# Description of the task:
Read through the records below and copy each line that uses the word "location".

# Recorded data:
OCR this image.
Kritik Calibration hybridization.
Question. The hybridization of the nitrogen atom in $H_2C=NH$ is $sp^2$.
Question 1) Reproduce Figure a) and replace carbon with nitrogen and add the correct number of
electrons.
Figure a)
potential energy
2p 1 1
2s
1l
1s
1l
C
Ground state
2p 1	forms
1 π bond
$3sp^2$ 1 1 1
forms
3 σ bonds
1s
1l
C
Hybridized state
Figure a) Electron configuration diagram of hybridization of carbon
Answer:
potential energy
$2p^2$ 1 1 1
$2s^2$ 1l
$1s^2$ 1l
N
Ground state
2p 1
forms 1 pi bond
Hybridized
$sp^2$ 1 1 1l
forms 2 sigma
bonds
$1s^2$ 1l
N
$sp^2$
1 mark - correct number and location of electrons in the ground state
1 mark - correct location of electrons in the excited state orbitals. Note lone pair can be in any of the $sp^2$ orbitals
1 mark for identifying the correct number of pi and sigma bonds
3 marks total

# Solution to this exercise:
1 mark - correct number and location of electrons in the ground state
1 mark - correct location of electrons in the excited state orbitals. Note lone pair can be in any of the $sp^2$ orbitals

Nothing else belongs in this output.